## EXERCISE TASK
Every line below is to be quoted exactly, with nothing added or dropped.

## EXERCISE MATERIALS
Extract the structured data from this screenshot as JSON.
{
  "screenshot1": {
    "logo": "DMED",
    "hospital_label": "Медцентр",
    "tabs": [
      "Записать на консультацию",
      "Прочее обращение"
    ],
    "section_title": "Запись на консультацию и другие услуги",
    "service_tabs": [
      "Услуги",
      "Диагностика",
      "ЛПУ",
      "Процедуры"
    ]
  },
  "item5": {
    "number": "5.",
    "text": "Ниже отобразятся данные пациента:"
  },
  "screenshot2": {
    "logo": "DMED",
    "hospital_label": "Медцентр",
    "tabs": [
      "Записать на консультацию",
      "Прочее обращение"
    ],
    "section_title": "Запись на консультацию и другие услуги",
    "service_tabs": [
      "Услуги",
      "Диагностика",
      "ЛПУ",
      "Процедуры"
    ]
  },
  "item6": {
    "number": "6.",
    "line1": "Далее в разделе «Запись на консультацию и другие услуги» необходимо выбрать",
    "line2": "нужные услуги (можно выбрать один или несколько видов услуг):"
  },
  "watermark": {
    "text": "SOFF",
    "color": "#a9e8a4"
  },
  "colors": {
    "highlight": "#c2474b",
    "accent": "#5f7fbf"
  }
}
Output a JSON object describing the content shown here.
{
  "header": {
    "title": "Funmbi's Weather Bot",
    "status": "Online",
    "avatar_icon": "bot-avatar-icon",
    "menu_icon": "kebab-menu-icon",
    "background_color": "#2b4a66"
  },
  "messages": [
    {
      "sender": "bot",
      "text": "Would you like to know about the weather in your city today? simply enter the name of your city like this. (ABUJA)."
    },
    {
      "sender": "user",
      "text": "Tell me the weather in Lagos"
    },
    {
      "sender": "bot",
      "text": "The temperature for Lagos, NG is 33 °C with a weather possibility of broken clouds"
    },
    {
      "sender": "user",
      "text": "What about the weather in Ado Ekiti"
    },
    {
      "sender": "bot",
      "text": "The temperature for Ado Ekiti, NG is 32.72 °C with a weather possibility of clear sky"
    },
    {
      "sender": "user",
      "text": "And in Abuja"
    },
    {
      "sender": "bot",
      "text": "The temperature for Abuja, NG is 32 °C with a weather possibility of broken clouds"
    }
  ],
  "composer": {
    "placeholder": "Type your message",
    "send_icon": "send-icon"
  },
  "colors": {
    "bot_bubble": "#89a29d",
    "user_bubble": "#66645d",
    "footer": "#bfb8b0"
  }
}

## SOLVED EXERCISE
Extract the structured data from this screenshot as JSON.
{
  "screenshot1": {
    "logo": "DMED",
    "hospital_label": "Медцентр",
    "tabs": [
      "Записать на консультацию",
      "Прочее обращение"
    ],
    "section_title": "Запись на консультацию и другие услуги",
    "service_tabs": [
      "Услуги",
      "Диагностика",
      "ЛПУ",
      "Процедуры"
    ]
  },
  "item5": {
    "number": "5.",
    "text": "Ниже отобразятся данные пациента:"
  },
  "screenshot2": {
    "logo": "DMED",
    "hospital_label": "Медцентр",
    "tabs": [
      "Записать на консультацию",
      "Прочее обращение"
    ],
    "section_title": "Запись на консультацию и другие услуги",
    "service_tabs": [
      "Услуги",
      "Диагностика",
      "ЛПУ",
      "Процедуры"
    ]
  },
  "item6": {
    "number": "6.",
    "line1": "Далее в разделе «Запись на консультацию и другие услуги» необходимо выбрать",
    "line2": "нужные услуги (можно выбрать один или несколько видов услуг):"
  },
  "watermark": {
    "text": "SOFF",
    "color": "#a9e8a4"
  },
  "colors": {
    "highlight": "#c2474b",
    "accent": "#5f7fbf"
  }
}
Output a JSON object describing the content shown here.
{
  "header": {
    "title": "Funmbi's Weather Bot",
    "status": "Online",
    "avatar_icon": "bot-avatar-icon",
    "menu_icon": "kebab-menu-icon",
    "background_color": "#2b4a66"
  },
  "messages": [
    {
      "sender": "bot",
      "text": "Would you like to know about the weather in your city today? simply enter the name of your city like this. (ABUJA)."
    },
    {
      "sender": "user",
      "text": "Tell me the weather in Lagos"
    },
    {
      "sender": "bot",
      "text": "The temperature for Lagos, NG is 33 °C with a weather possibility of broken clouds"
    },
    {
      "sender": "user",
      "text": "What about the weather in Ado Ekiti"
    },
    {
      "sender": "bot",
      "text": "The temperature for Ado Ekiti, NG is 32.72 °C with a weather possibility of clear sky"
    },
    {
      "sender": "user",
      "text": "And in Abuja"
    },
    {
      "sender": "bot",
      "text": "The temperature for Abuja, NG is 32 °C with a weather possibility of broken clouds"
    }
  ],
  "composer": {
    "placeholder": "Type your message",
    "send_icon": "send-icon"
  },
  "colors": {
    "bot_bubble": "#89a29d",
    "user_bubble": "#66645d",
    "footer": "#bfb8b0"
  }
}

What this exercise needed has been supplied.